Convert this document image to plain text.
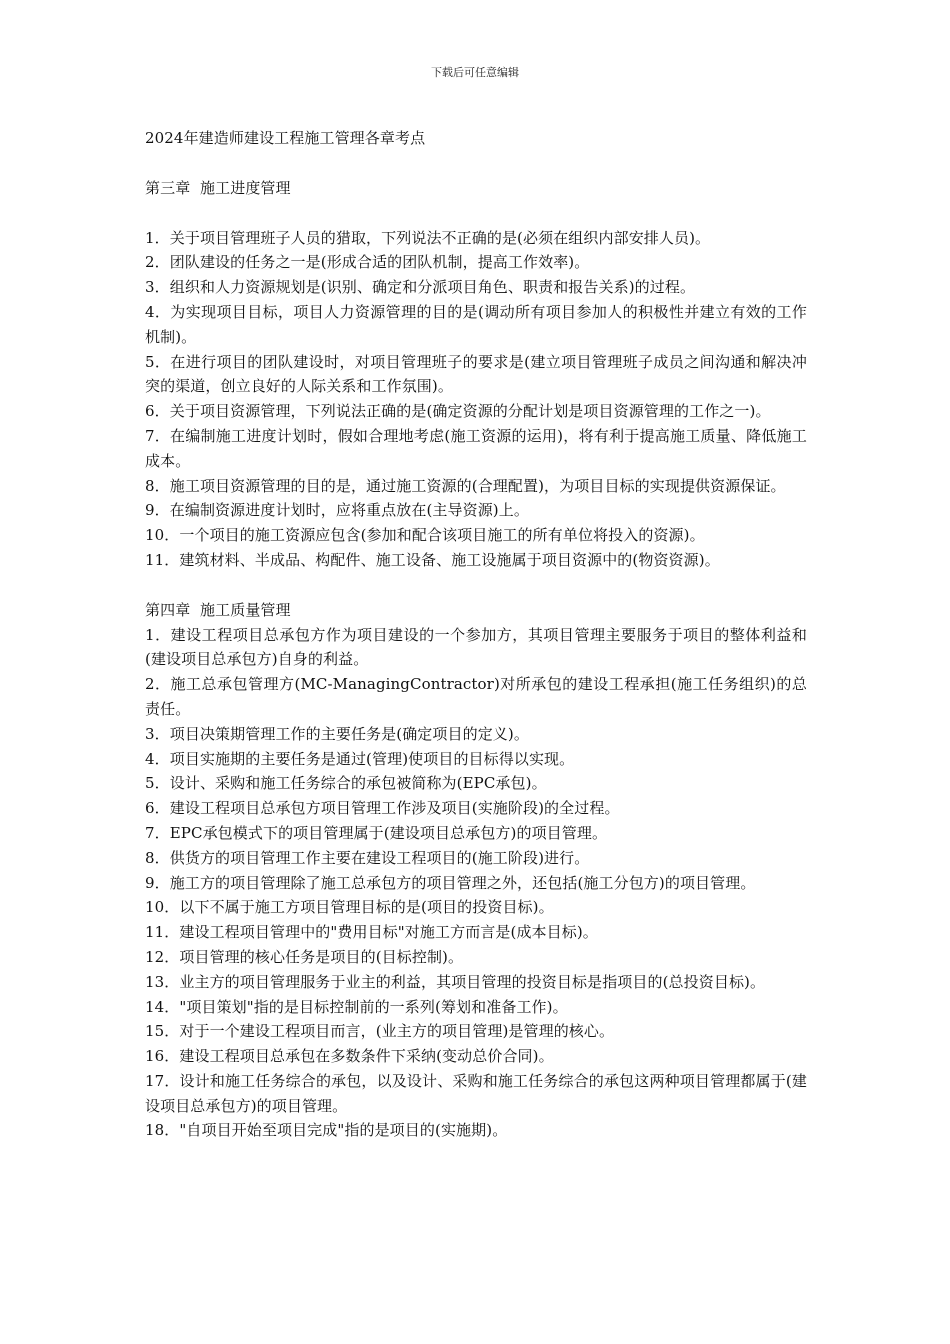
下载后可任意编辑

2024年建造师建设工程施工管理各章考点

第三章  施工进度管理

1．关于项目管理班子人员的猎取，下列说法不正确的是(必须在组织内部安排人员)。
2．团队建设的任务之一是(形成合适的团队机制，提高工作效率)。
3．组织和人力资源规划是(识别、确定和分派项目角色、职责和报告关系)的过程。
4．为实现项目目标，项目人力资源管理的目的是(调动所有项目参加人的积极性并建立有效的工作机制)。
5．在进行项目的团队建设时，对项目管理班子的要求是(建立项目管理班子成员之间沟通和解决冲突的渠道，创立良好的人际关系和工作氛围)。
6．关于项目资源管理，下列说法正确的是(确定资源的分配计划是项目资源管理的工作之一)。
7．在编制施工进度计划时，假如合理地考虑(施工资源的运用)，将有利于提高施工质量、降低施工成本。
8．施工项目资源管理的目的是，通过施工资源的(合理配置)，为项目目标的实现提供资源保证。
9．在编制资源进度计划时，应将重点放在(主导资源)上。
10．一个项目的施工资源应包含(参加和配合该项目施工的所有单位将投入的资源)。
11．建筑材料、半成品、构配件、施工设备、施工设施属于项目资源中的(物资资源)。

第四章  施工质量管理

1．建设工程项目总承包方作为项目建设的一个参加方，其项目管理主要服务于项目的整体利益和(建设项目总承包方)自身的利益。
2．施工总承包管理方(MC-ManagingContractor)对所承包的建设工程承担(施工任务组织)的总责任。
3．项目决策期管理工作的主要任务是(确定项目的定义)。
4．项目实施期的主要任务是通过(管理)使项目的目标得以实现。
5．设计、采购和施工任务综合的承包被简称为(EPC承包)。
6．建设工程项目总承包方项目管理工作涉及项目(实施阶段)的全过程。
7．EPC承包模式下的项目管理属于(建设项目总承包方)的项目管理。
8．供货方的项目管理工作主要在建设工程项目的(施工阶段)进行。
9．施工方的项目管理除了施工总承包方的项目管理之外，还包括(施工分包方)的项目管理。
10．以下不属于施工方项目管理目标的是(项目的投资目标)。
11．建设工程项目管理中的"费用目标"对施工方而言是(成本目标)。
12．项目管理的核心任务是项目的(目标控制)。
13．业主方的项目管理服务于业主的利益，其项目管理的投资目标是指项目的(总投资目标)。
14．"项目策划"指的是目标控制前的一系列(筹划和准备工作)。
15．对于一个建设工程项目而言，(业主方的项目管理)是管理的核心。
16．建设工程项目总承包在多数条件下采纳(变动总价合同)。
17．设计和施工任务综合的承包，以及设计、采购和施工任务综合的承包这两种项目管理都属于(建设项目总承包方)的项目管理。
18．"自项目开始至项目完成"指的是项目的(实施期)。
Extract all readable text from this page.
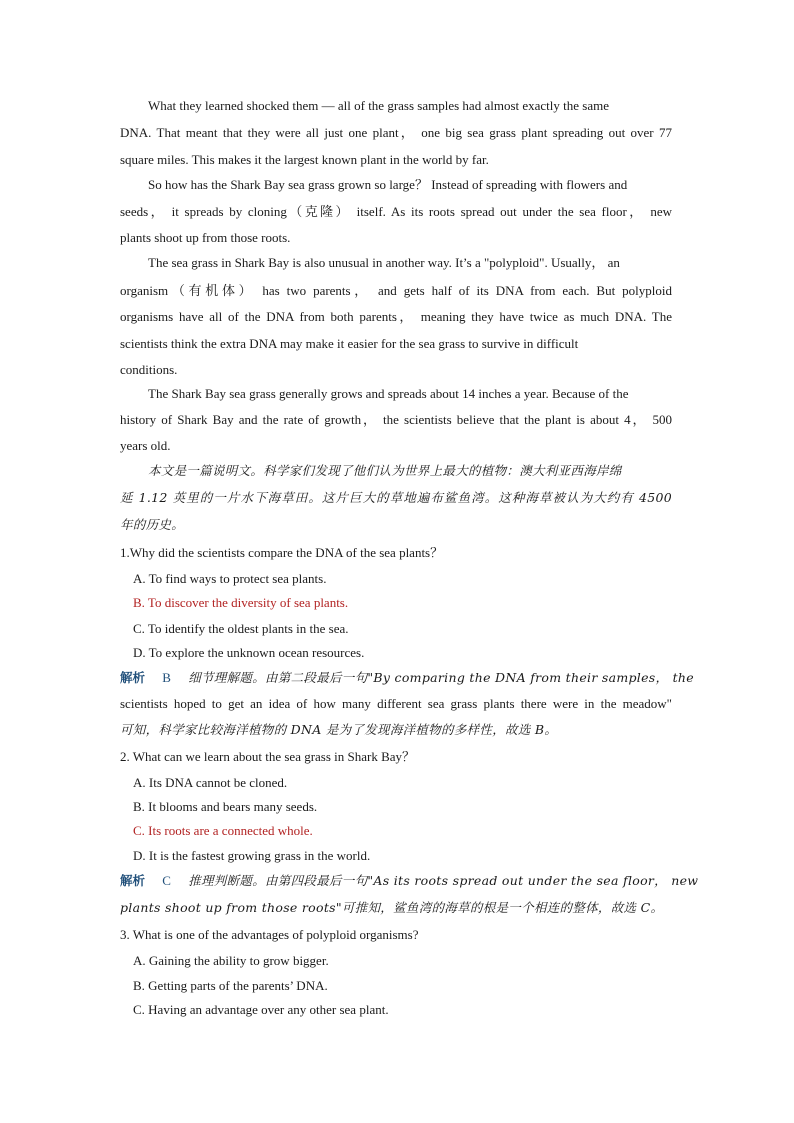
What they learned shocked them — all of the grass samples had almost exactly the same
DNA. That meant that they were all just one plant， one big sea grass plant spreading out over 77
square miles. This makes it the largest known plant in the world by far.
So how has the Shark Bay sea grass grown so large？ Instead of spreading with flowers and
seeds， it spreads by cloning（克隆） itself. As its roots spread out under the sea floor， new
plants shoot up from those roots.
The sea grass in Shark Bay is also unusual in another way. It’s a "polyploid". Usually， an
organism（有机体） has two parents， and gets half of its DNA from each. But polyploid
organisms have all of the DNA from both parents， meaning they have twice as much DNA. The
scientists think the extra DNA may make it easier for the sea grass to survive in difficult
conditions.
The Shark Bay sea grass generally grows and spreads about 14 inches a year. Because of the
history of Shark Bay and the rate of growth， the scientists believe that the plant is about 4， 500
years old.
本文是一篇说明文。科学家们发现了他们认为世界上最大的植物：澳大利亚西海岸绵
延 1.12 英里的一片水下海草田。这片巨大的草地遍布鲨鱼湾。这种海草被认为大约有 4500
年的历史。
1.Why did the scientists compare the DNA of the sea plants？
A. To find ways to protect sea plants.
B. To discover the diversity of sea plants.
C. To identify the oldest plants in the sea.
D. To explore the unknown ocean resources.
解析 B 细节理解题。由第二段最后一句"By comparing the DNA from their samples， the
scientists hoped to get an idea of how many different sea grass plants there were in the meadow"
可知，科学家比较海洋植物的 DNA 是为了发现海洋植物的多样性，故选 B。
2. What can we learn about the sea grass in Shark Bay？
A. Its DNA cannot be cloned.
B. It blooms and bears many seeds.
C. Its roots are a connected whole.
D. It is the fastest growing grass in the world.
解析 C 推理判断题。由第四段最后一句"As its roots spread out under the sea floor， new
plants shoot up from those roots"可推知，鲨鱼湾的海草的根是一个相连的整体，故选 C。
3. What is one of the advantages of polyploid organisms?
A. Gaining the ability to grow bigger.
B. Getting parts of the parents’ DNA.
C. Having an advantage over any other sea plant.
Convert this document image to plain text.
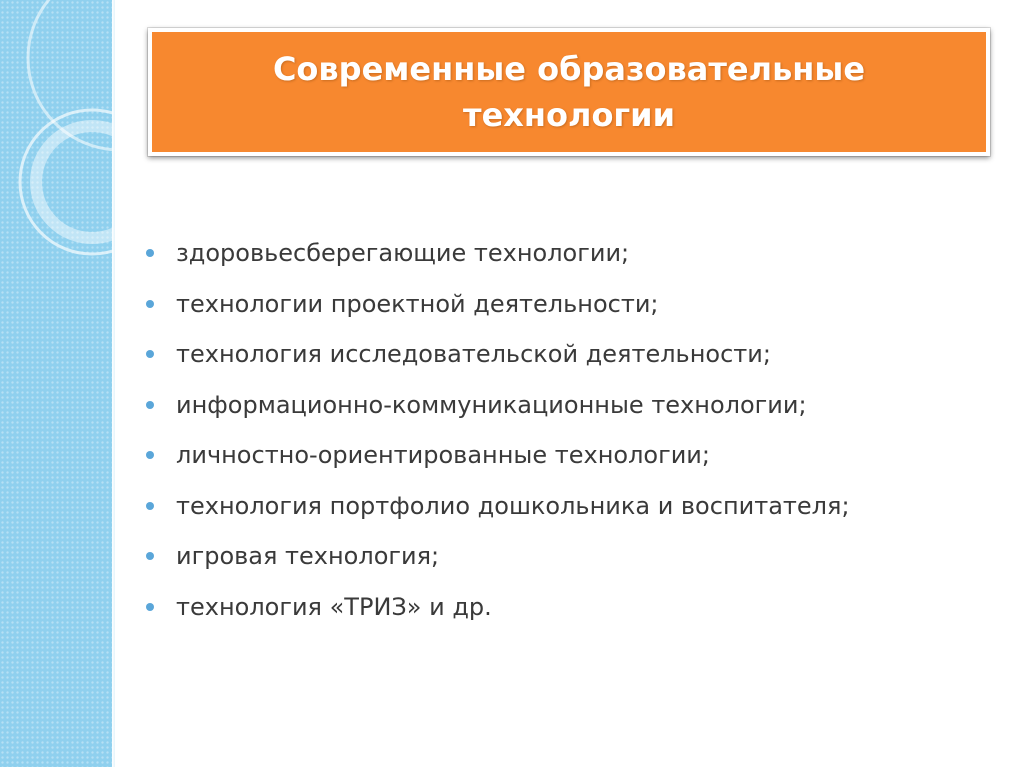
Современные образовательные
технологии
здоровьесберегающие технологии;
технологии проектной деятельности;
технология исследовательской деятельности;
информационно-коммуникационные технологии;
личностно-ориентированные технологии;
технология портфолио дошкольника и воспитателя;
игровая технология;
технология «ТРИЗ» и др.
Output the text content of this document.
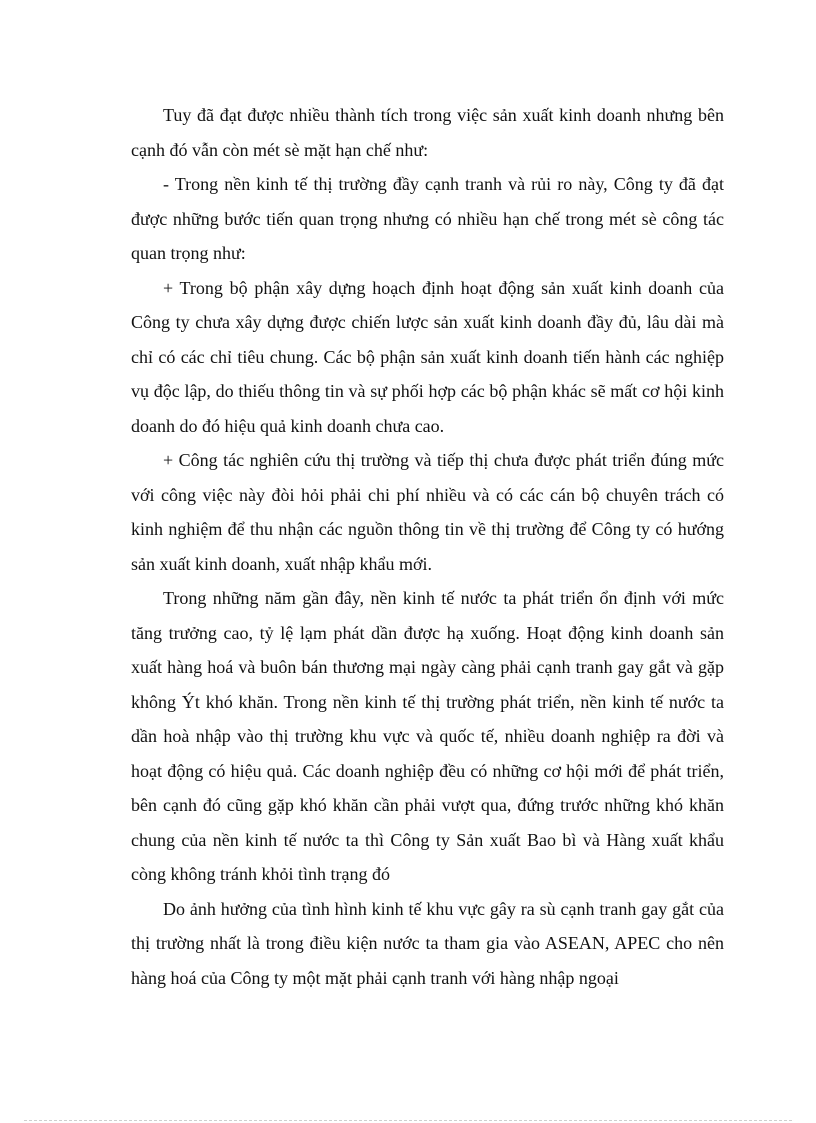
Tuy đã đạt được nhiều thành tích trong việc sản xuất kinh doanh nhưng bên cạnh đó vẫn còn mét sè mặt hạn chế như:

- Trong nền kinh tế thị trường đầy cạnh tranh và rủi ro này, Công ty đã đạt được những bước tiến quan trọng nhưng có nhiều hạn chế trong mét sè công tác quan trọng như:

+ Trong bộ phận xây dựng hoạch định hoạt động sản xuất kinh doanh của Công ty chưa xây dựng được chiến lược sản xuất kinh doanh đầy đủ, lâu dài mà chỉ có các chỉ tiêu chung. Các bộ phận sản xuất kinh doanh tiến hành các nghiệp vụ độc lập, do thiếu thông tin và sự phối hợp các bộ phận khác sẽ mất cơ hội kinh doanh do đó hiệu quả kinh doanh chưa cao.

+ Công tác nghiên cứu thị trường và tiếp thị chưa được phát triển đúng mức với công việc này đòi hỏi phải chi phí nhiều và có các cán bộ chuyên trách có kinh nghiệm để thu nhận các nguồn thông tin về thị trường để Công ty có hướng sản xuất kinh doanh, xuất nhập khẩu mới.

Trong những năm gần đây, nền kinh tế nước ta phát triển ổn định với mức tăng trưởng cao, tỷ lệ lạm phát dần được hạ xuống. Hoạt động kinh doanh sản xuất hàng hoá và buôn bán thương mại ngày càng phải cạnh tranh gay gắt và gặp không Ýt khó khăn. Trong nền kinh tế thị trường phát triển, nền kinh tế nước ta dần hoà nhập vào thị trường khu vực và quốc tế, nhiều doanh nghiệp ra đời và hoạt động có hiệu quả. Các doanh nghiệp đều có những cơ hội mới để phát triển, bên cạnh đó cũng gặp khó khăn cần phải vượt qua, đứng trước những khó khăn chung của nền kinh tế nước ta thì Công ty Sản xuất Bao bì và Hàng xuất khẩu còng không tránh khỏi tình trạng đó

Do ảnh hưởng của tình hình kinh tế khu vực gây ra sù cạnh tranh gay gắt của thị trường nhất là trong điều kiện nước ta tham gia vào ASEAN, APEC cho nên hàng hoá của Công ty một mặt phải cạnh tranh với hàng nhập ngoại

- - - - - - -

▶ [Goal]:
Restate the data above word for word. Do not include the images.

▶ [Output]:
Convert this document image to plain text.
下载后可任意编辑

2024年建造师建设工程施工管理各章考点

第三章  施工进度管理

1．关于项目管理班子人员的猎取，下列说法不正确的是(必须在组织内部安排人员)。
2．团队建设的任务之一是(形成合适的团队机制，提高工作效率)。
3．组织和人力资源规划是(识别、确定和分派项目角色、职责和报告关系)的过程。
4．为实现项目目标，项目人力资源管理的目的是(调动所有项目参加人的积极性并建立有效的工作机制)。
5．在进行项目的团队建设时，对项目管理班子的要求是(建立项目管理班子成员之间沟通和解决冲突的渠道，创立良好的人际关系和工作氛围)。
6．关于项目资源管理，下列说法正确的是(确定资源的分配计划是项目资源管理的工作之一)。
7．在编制施工进度计划时，假如合理地考虑(施工资源的运用)，将有利于提高施工质量、降低施工成本。
8．施工项目资源管理的目的是，通过施工资源的(合理配置)，为项目目标的实现提供资源保证。
9．在编制资源进度计划时，应将重点放在(主导资源)上。
10．一个项目的施工资源应包含(参加和配合该项目施工的所有单位将投入的资源)。
11．建筑材料、半成品、构配件、施工设备、施工设施属于项目资源中的(物资资源)。

第四章  施工质量管理

1．建设工程项目总承包方作为项目建设的一个参加方，其项目管理主要服务于项目的整体利益和(建设项目总承包方)自身的利益。
2．施工总承包管理方(MC-ManagingContractor)对所承包的建设工程承担(施工任务组织)的总责任。
3．项目决策期管理工作的主要任务是(确定项目的定义)。
4．项目实施期的主要任务是通过(管理)使项目的目标得以实现。
5．设计、采购和施工任务综合的承包被简称为(EPC承包)。
6．建设工程项目总承包方项目管理工作涉及项目(实施阶段)的全过程。
7．EPC承包模式下的项目管理属于(建设项目总承包方)的项目管理。
8．供货方的项目管理工作主要在建设工程项目的(施工阶段)进行。
9．施工方的项目管理除了施工总承包方的项目管理之外，还包括(施工分包方)的项目管理。
10．以下不属于施工方项目管理目标的是(项目的投资目标)。
11．建设工程项目管理中的"费用目标"对施工方而言是(成本目标)。
12．项目管理的核心任务是项目的(目标控制)。
13．业主方的项目管理服务于业主的利益，其项目管理的投资目标是指项目的(总投资目标)。
14．"项目策划"指的是目标控制前的一系列(筹划和准备工作)。
15．对于一个建设工程项目而言，(业主方的项目管理)是管理的核心。
16．建设工程项目总承包在多数条件下采纳(变动总价合同)。
17．设计和施工任务综合的承包，以及设计、采购和施工任务综合的承包这两种项目管理都属于(建设项目总承包方)的项目管理。
18．"自项目开始至项目完成"指的是项目的(实施期)。
Extract all readable text from this page.
What they learned shocked them — all of the grass samples had almost exactly the same
DNA. That meant that they were all just one plant， one big sea grass plant spreading out over 77
square miles. This makes it the largest known plant in the world by far.
So how has the Shark Bay sea grass grown so large？ Instead of spreading with flowers and
seeds， it spreads by cloning（克隆） itself. As its roots spread out under the sea floor， new
plants shoot up from those roots.
The sea grass in Shark Bay is also unusual in another way. It’s a "polyploid". Usually， an
organism（有机体） has two parents， and gets half of its DNA from each. But polyploid
organisms have all of the DNA from both parents， meaning they have twice as much DNA. The
scientists think the extra DNA may make it easier for the sea grass to survive in difficult
conditions.
The Shark Bay sea grass generally grows and spreads about 14 inches a year. Because of the
history of Shark Bay and the rate of growth， the scientists believe that the plant is about 4， 500
years old.
本文是一篇说明文。科学家们发现了他们认为世界上最大的植物：澳大利亚西海岸绵
延 1.12 英里的一片水下海草田。这片巨大的草地遍布鲨鱼湾。这种海草被认为大约有 4500
年的历史。
1.Why did the scientists compare the DNA of the sea plants？
A. To find ways to protect sea plants.
B. To discover the diversity of sea plants.
C. To identify the oldest plants in the sea.
D. To explore the unknown ocean resources.
解析 B 细节理解题。由第二段最后一句"By comparing the DNA from their samples， the
scientists hoped to get an idea of how many different sea grass plants there were in the meadow"
可知，科学家比较海洋植物的 DNA 是为了发现海洋植物的多样性，故选 B。
2. What can we learn about the sea grass in Shark Bay？
A. Its DNA cannot be cloned.
B. It blooms and bears many seeds.
C. Its roots are a connected whole.
D. It is the fastest growing grass in the world.
解析 C 推理判断题。由第四段最后一句"As its roots spread out under the sea floor， new
plants shoot up from those roots"可推知，鲨鱼湾的海草的根是一个相连的整体，故选 C。
3. What is one of the advantages of polyploid organisms?
A. Gaining the ability to grow bigger.
B. Getting parts of the parents’ DNA.
C. Having an advantage over any other sea plant.
Convert this document image to plain text.
Современные образовательные
технологии
здоровьесберегающие технологии;
технологии проектной деятельности;
технология исследовательской деятельности;
информационно-коммуникационные технологии;
личностно-ориентированные технологии;
технология портфолио дошкольника и воспитателя;
игровая технология;
технология «ТРИЗ» и др.
Output the text content of this document.
Tuy đã đạt được nhiều thành tích trong việc sản xuất kinh doanh nhưng bên cạnh đó vẫn còn mét sè mặt hạn chế như:

- Trong nền kinh tế thị trường đầy cạnh tranh và rủi ro này, Công ty đã đạt được những bước tiến quan trọng nhưng có nhiều hạn chế trong mét sè công tác quan trọng như:

+ Trong bộ phận xây dựng hoạch định hoạt động sản xuất kinh doanh của Công ty chưa xây dựng được chiến lược sản xuất kinh doanh đầy đủ, lâu dài mà chỉ có các chỉ tiêu chung. Các bộ phận sản xuất kinh doanh tiến hành các nghiệp vụ độc lập, do thiếu thông tin và sự phối hợp các bộ phận khác sẽ mất cơ hội kinh doanh do đó hiệu quả kinh doanh chưa cao.

+ Công tác nghiên cứu thị trường và tiếp thị chưa được phát triển đúng mức với công việc này đòi hỏi phải chi phí nhiều và có các cán bộ chuyên trách có kinh nghiệm để thu nhận các nguồn thông tin về thị trường để Công ty có hướng sản xuất kinh doanh, xuất nhập khẩu mới.

Trong những năm gần đây, nền kinh tế nước ta phát triển ổn định với mức tăng trưởng cao, tỷ lệ lạm phát dần được hạ xuống. Hoạt động kinh doanh sản xuất hàng hoá và buôn bán thương mại ngày càng phải cạnh tranh gay gắt và gặp không Ýt khó khăn. Trong nền kinh tế thị trường phát triển, nền kinh tế nước ta dần hoà nhập vào thị trường khu vực và quốc tế, nhiều doanh nghiệp ra đời và hoạt động có hiệu quả. Các doanh nghiệp đều có những cơ hội mới để phát triển, bên cạnh đó cũng gặp khó khăn cần phải vượt qua, đứng trước những khó khăn chung của nền kinh tế nước ta thì Công ty Sản xuất Bao bì và Hàng xuất khẩu còng không tránh khỏi tình trạng đó

Do ảnh hưởng của tình hình kinh tế khu vực gây ra sù cạnh tranh gay gắt của thị trường nhất là trong điều kiện nước ta tham gia vào ASEAN, APEC cho nên hàng hoá của Công ty một mặt phải cạnh tranh với hàng nhập ngoại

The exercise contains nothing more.